== Stored data ==
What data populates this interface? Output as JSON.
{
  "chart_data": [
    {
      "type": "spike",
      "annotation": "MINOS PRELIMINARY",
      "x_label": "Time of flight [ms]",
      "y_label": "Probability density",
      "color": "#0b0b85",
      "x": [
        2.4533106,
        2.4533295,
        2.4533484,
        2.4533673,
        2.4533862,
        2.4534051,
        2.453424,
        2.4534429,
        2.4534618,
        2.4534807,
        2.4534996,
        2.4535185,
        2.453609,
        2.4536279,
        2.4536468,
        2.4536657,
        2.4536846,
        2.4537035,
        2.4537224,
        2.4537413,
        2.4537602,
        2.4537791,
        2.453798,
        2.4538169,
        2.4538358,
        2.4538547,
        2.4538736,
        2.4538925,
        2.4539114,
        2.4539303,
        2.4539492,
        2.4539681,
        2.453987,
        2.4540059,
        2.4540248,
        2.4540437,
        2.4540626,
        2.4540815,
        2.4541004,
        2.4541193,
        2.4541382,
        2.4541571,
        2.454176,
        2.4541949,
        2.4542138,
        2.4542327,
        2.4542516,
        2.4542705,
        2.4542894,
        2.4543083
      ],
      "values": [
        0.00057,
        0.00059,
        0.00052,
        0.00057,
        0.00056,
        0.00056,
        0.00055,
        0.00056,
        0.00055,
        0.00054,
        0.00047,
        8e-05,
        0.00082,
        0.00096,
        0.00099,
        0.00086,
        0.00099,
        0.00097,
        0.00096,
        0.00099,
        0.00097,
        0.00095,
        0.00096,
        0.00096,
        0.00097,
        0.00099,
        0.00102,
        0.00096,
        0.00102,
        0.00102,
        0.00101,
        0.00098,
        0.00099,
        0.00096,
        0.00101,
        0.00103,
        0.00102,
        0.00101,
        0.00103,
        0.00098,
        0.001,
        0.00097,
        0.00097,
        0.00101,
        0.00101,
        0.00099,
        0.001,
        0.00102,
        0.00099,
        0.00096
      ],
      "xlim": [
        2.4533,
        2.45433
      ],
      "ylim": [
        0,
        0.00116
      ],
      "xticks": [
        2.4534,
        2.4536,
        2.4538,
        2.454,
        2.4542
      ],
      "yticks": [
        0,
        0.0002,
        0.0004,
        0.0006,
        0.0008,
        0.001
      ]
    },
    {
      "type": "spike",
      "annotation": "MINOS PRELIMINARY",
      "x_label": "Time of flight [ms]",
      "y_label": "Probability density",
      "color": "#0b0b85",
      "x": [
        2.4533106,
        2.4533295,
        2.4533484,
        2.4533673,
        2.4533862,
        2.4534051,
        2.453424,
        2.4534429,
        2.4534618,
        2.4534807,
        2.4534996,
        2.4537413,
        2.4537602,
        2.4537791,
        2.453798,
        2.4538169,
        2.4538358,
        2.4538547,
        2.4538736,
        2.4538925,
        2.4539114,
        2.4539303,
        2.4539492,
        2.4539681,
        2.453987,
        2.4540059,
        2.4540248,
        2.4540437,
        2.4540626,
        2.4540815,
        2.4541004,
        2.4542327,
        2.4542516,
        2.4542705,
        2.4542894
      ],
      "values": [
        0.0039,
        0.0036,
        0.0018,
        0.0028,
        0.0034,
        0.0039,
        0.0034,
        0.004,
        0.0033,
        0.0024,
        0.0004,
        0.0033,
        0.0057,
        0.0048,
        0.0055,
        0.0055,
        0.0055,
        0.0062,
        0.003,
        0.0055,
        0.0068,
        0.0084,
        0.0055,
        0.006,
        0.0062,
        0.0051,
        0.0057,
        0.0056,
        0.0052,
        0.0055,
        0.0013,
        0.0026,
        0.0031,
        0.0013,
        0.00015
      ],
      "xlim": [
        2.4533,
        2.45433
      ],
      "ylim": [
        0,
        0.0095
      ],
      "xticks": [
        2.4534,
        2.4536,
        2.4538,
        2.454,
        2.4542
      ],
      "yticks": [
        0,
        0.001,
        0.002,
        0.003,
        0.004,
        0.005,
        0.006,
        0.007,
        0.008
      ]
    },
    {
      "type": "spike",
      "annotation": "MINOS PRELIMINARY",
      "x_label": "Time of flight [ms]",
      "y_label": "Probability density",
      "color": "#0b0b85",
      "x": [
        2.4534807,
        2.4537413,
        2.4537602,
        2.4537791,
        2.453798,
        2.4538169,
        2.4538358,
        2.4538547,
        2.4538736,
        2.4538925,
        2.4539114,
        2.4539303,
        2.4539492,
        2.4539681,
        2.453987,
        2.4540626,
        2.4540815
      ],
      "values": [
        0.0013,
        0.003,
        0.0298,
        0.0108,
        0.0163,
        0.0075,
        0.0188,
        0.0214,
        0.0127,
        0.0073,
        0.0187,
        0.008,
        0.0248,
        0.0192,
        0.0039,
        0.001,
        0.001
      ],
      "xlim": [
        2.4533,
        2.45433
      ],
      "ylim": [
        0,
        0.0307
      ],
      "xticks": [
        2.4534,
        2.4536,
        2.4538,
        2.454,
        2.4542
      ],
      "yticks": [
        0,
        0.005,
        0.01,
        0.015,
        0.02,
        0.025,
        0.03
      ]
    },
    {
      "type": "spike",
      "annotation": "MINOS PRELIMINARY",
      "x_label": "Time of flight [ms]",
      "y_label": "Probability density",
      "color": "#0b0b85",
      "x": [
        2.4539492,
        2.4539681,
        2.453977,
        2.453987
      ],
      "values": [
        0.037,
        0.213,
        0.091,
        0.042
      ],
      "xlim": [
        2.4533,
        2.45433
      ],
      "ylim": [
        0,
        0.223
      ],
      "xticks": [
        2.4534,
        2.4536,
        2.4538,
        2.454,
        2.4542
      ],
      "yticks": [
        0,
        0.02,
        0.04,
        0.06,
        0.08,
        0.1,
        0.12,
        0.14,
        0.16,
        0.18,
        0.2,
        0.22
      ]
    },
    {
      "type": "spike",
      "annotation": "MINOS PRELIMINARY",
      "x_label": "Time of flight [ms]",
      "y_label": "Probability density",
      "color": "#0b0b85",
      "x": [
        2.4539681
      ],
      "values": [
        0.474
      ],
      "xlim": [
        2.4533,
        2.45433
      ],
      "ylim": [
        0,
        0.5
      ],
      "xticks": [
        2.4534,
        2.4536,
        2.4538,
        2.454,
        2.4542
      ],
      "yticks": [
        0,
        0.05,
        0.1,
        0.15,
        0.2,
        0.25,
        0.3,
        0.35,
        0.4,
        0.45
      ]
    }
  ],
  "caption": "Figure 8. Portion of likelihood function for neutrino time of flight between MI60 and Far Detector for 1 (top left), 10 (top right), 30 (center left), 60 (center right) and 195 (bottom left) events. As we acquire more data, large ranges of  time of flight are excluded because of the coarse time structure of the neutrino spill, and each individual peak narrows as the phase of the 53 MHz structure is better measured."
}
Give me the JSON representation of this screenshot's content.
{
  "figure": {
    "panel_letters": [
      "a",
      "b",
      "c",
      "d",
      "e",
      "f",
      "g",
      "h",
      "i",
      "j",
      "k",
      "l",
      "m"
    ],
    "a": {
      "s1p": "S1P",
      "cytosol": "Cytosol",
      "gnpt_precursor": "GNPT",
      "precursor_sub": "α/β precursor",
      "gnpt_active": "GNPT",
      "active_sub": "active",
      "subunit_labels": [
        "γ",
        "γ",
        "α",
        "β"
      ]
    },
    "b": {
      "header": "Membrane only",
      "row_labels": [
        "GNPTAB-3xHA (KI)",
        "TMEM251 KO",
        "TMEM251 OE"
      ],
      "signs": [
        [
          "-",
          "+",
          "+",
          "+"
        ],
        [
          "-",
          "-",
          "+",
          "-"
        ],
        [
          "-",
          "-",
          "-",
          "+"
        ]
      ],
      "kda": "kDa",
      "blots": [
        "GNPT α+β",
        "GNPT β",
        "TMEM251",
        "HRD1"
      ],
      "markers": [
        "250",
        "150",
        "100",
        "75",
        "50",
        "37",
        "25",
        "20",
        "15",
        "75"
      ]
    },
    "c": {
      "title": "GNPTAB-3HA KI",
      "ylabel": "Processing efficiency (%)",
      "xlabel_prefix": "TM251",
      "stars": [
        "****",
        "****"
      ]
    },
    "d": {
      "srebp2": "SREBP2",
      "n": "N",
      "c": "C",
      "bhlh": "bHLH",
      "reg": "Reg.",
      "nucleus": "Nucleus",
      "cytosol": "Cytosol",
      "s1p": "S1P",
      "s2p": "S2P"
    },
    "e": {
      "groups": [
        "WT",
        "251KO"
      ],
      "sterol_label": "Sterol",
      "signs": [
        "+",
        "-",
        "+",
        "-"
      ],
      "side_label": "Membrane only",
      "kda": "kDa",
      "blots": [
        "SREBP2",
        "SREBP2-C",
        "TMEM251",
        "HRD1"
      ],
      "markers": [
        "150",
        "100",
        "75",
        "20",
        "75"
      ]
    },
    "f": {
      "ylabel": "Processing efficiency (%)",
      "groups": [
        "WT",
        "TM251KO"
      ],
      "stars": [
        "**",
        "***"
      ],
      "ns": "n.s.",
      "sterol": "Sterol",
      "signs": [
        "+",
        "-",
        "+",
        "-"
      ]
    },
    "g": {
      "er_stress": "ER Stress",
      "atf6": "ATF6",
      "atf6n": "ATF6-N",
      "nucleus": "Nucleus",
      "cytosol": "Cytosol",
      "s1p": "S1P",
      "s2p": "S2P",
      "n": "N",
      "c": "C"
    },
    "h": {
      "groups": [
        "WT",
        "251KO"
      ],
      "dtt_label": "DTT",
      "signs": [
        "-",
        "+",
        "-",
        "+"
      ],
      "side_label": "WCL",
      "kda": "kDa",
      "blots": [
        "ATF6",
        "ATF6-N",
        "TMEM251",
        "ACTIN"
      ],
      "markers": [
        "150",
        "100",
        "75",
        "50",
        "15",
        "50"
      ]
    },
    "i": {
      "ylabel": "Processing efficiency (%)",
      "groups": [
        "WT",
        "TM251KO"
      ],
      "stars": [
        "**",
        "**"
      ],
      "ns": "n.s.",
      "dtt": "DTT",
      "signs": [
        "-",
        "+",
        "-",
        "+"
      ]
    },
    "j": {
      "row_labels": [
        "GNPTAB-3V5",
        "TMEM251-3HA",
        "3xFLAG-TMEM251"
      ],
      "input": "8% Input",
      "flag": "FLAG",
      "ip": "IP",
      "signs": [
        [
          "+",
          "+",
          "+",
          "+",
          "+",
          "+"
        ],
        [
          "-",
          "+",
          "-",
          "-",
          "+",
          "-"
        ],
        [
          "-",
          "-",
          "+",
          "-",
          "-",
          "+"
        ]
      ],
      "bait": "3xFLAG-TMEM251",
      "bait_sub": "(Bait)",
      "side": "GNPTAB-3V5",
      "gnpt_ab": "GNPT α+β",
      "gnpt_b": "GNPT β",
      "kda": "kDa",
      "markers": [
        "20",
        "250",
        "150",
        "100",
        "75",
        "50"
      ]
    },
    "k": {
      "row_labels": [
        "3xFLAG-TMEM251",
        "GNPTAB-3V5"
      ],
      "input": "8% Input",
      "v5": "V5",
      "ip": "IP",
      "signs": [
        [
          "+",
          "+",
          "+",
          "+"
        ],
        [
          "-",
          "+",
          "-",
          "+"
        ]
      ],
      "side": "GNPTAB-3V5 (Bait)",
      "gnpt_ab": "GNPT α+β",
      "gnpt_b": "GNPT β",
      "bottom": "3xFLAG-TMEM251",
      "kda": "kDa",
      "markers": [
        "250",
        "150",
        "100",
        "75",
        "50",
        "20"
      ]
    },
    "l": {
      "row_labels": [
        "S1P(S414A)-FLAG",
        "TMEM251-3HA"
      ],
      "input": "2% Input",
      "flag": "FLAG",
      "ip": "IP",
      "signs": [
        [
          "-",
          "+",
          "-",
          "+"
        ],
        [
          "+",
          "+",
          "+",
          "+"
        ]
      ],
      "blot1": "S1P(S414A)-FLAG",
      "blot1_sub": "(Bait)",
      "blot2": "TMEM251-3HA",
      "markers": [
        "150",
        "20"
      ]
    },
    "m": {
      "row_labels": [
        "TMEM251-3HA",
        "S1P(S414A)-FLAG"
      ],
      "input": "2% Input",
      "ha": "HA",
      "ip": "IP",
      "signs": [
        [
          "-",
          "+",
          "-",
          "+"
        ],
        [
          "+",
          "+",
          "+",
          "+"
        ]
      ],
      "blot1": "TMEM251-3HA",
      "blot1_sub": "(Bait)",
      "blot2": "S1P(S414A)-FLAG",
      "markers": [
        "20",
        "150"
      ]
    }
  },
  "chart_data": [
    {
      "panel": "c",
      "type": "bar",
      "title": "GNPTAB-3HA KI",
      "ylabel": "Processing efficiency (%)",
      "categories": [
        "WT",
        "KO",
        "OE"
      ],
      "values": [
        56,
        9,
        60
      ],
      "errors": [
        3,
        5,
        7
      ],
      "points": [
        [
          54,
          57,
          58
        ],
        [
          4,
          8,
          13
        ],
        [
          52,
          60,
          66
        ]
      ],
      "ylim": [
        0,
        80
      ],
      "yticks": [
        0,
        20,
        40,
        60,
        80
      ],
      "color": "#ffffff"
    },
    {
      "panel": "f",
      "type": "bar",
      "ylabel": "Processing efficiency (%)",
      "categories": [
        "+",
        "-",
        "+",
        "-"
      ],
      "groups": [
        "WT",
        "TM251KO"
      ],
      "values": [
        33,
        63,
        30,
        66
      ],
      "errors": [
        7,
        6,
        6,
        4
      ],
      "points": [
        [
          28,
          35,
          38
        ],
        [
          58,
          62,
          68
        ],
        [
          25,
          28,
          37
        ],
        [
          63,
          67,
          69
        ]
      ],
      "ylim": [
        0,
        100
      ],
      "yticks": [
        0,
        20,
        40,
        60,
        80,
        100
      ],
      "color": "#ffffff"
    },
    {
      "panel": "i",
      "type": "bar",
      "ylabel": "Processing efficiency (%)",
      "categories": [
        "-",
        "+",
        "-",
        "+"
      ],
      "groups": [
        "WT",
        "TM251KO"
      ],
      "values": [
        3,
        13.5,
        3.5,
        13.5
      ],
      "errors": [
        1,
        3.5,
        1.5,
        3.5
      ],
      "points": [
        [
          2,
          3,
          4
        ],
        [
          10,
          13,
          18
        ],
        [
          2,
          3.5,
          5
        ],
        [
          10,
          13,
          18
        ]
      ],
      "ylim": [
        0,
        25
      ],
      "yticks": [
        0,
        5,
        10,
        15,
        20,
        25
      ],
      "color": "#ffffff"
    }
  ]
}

== Written instruction ==
Identify all lines where the word "only" shows up. Copy them.

== Solution to this problem ==
      "header": "Membrane only",
      "side_label": "Membrane only",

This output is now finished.